Segundo uma antiga tradição, podemos distinguir dois [grandes ou principais] sentidos das Escrituras: o sentido literal e o sentido espiritual, sendo este último subdividido em sentidos alegórico, moral e anagógico. A concordância profunda entre os quatro sentidos garante toda a sua riqueza à leitura viva da Escritura na Igreja.

Sentido literal
. É o sentido significado pelas palavras mesmas das Escrituras, descoberto pela exegese que segue as regras da correta interpretação. “Omnes sensus fundantur super litteralem – Todos os sentidos (das Sagradas Escrituras) devem estar fundados no literal”.

Sentido espiritual. Graças à unidade do projeto de Deus, não somente o texto da Escritura, mas também as realidades e os acontecimentos de que fala, podem ser sinais.
    1. O sentido alegórico. Podemos adquirir uma compreensão mais profunda dos acontecimentos reconhecendo a significação deles em Cristo; assim, a travessia do Mar Vermelho é um sinal da vitória de Cristo, e também do Batismo. 
    2. O sentido moral. Os acontecimentos relatados nas Escrituras devem nos conduzir a um justo agir. Eles foram escritos “para a nossa instrução” (1Cor 10,11).

    3. O sentido anagógico. Podemos ver realidades e acontecimentos em sua significação eterna, conduzindo-nos (grego anagogé) à nossa Pátria celeste. Assim, a Igreja na Terra é sinal da Jerusalém celeste.

INFORMAÇÕES FORNECIDAS
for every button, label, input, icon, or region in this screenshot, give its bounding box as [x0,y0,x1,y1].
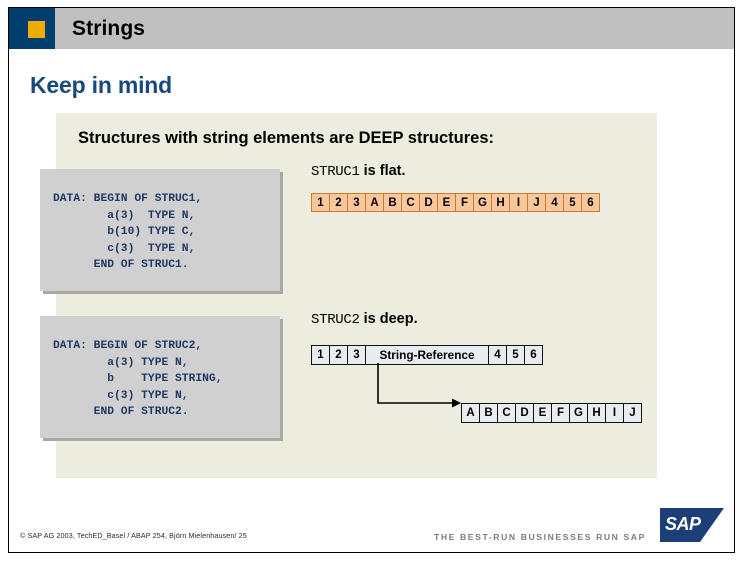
code-text-struc2: DATA: BEGIN OF STRUC2, a(3) TYPE N, b TY… [53,338,280,421]
deep-structure-cell: 3 [347,345,366,365]
string-content-cell: F [551,403,570,423]
string-content-cell: H [587,403,606,423]
flat-structure-cell: F [455,193,474,212]
header-title: Strings [72,17,145,41]
string-content-cell: B [479,403,498,423]
flat-structure-cell: 2 [329,193,348,212]
label-struc2-mono: STRUC2 [311,312,360,328]
code-block-struc2: DATA: BEGIN OF STRUC2, a(3) TYPE N, b TY… [40,316,280,438]
string-content-cells: ABCDEFGHIJ [461,403,641,423]
flat-structure-cell: B [383,193,402,212]
header-accent-square-icon [28,21,45,38]
content-panel: Structures with string elements are DEEP… [56,113,657,478]
label-struc1-is-flat: STRUC1 is flat. [311,163,406,180]
string-content-cell: A [461,403,480,423]
slide-header: Strings [9,8,734,49]
label-struc1-rest: is flat. [360,163,406,179]
header-title-bar: Strings [55,8,734,49]
code-text-struc1: DATA: BEGIN OF STRUC1, a(3) TYPE N, b(10… [53,191,280,274]
header-navy-block [9,8,55,49]
page-title: Keep in mind [30,72,172,99]
flat-structure-cell: A [365,193,384,212]
footer-copyright: © SAP AG 2003, TechED_Basel / ABAP 254, … [20,531,247,540]
label-struc2-is-deep: STRUC2 is deep. [311,311,418,328]
flat-structure-cell: G [473,193,492,212]
deep-structure-cell: 5 [506,345,525,365]
flat-structure-cell: H [491,193,510,212]
flat-structure-cell: 5 [563,193,582,212]
sap-logo-registered-dot-icon [714,535,717,538]
string-content-cell: E [533,403,552,423]
footer-tagline: THE BEST-RUN BUSINESSES RUN SAP [434,532,646,542]
flat-structure-cell: D [419,193,438,212]
deep-structure-cells: 123String-Reference456 [311,345,542,365]
deep-structure-cell: 1 [311,345,330,365]
flat-structure-cell: 1 [311,193,330,212]
label-struc1-mono: STRUC1 [311,164,360,180]
flat-structure-cell: 3 [347,193,366,212]
flat-structure-cell: I [509,193,528,212]
flat-structure-cell: E [437,193,456,212]
string-content-cell: C [497,403,516,423]
string-content-cell: I [605,403,624,423]
deep-structure-cell: 4 [488,345,507,365]
panel-heading: Structures with string elements are DEEP… [78,129,494,148]
label-struc2-rest: is deep. [360,311,418,327]
slide: Strings Keep in mind Structures with str… [0,0,743,561]
string-content-cell: G [569,403,588,423]
flat-structure-cells: 123ABCDEFGHIJ456 [311,193,599,212]
flat-structure-cell: C [401,193,420,212]
string-content-cell: D [515,403,534,423]
sap-logo-text: SAP [665,514,701,535]
deep-structure-cell: String-Reference [365,345,489,365]
string-content-cell: J [623,403,642,423]
deep-structure-cell: 6 [524,345,543,365]
flat-structure-cell: J [527,193,546,212]
code-block-struc1: DATA: BEGIN OF STRUC1, a(3) TYPE N, b(10… [40,169,280,291]
flat-structure-cell: 6 [581,193,600,212]
deep-structure-cell: 2 [329,345,348,365]
flat-structure-cell: 4 [545,193,564,212]
sap-logo: SAP [660,508,724,542]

INSTRUÇÕES DO EXERCÍCIO
A. No texto sobre os sentidos das Escrituras, de que a travessia do Mar Vermelho é apresentada como sinal?
B. Imprima, do texto sobre os sentidos das Escrituras, toda a parte que vai de "2. O sentido" até "da Jerusalém celeste.".
C. Dê a continuação do texto sobre os sentidos das Escrituras, começando logo após a última frase apresentada.
Os itens não são necessários para realizar as tarefas.

RESULTADOS POR TAREFA
A. A travessia do Mar Vermelho é sinal da vitória de Cristo e também do Batismo.

B.
2. O sentido moral. Os acontecimentos relatados nas Escrituras devem nos conduzir a um justo agir. Eles foram escritos “para a nossa instrução” (1Cor 10,11).

    3. O sentido anagógico. Podemos ver realidades e acontecimentos em sua significação eterna, conduzindo-nos (grego anagogé) à nossa Pátria celeste. Assim, a Igreja na Terra é sinal da Jerusalém celeste.

C.
Um dístico medieval resume a significação dos quatro sentidos: "Littera gesta docei, quid credas allegoria; moralis quid agas, quo tendas anagogia A letra ensina o que aconteceu, a alegoria, o que deves crer; a moral, o que deves fazer; a anagogia, para onde deves caminhar".

É dever dos exegetas esforçar-se, dentro dessas diretrizes, por entender e expor com maior  aprofundamento o sentido das Sagradas Escrituras, a fim de que, por seu trabalho como que preparatório, amadureça o julgamento da Igreja. Pois todas estas coisas que concernem à maneira de interpretar a Escritura estão sujeitas, em última instância, ao juízo da Igreja, que exerce o divino ministério e mandato do guardar e interpretar a Palavra de Deus.

(CIC §§115–119)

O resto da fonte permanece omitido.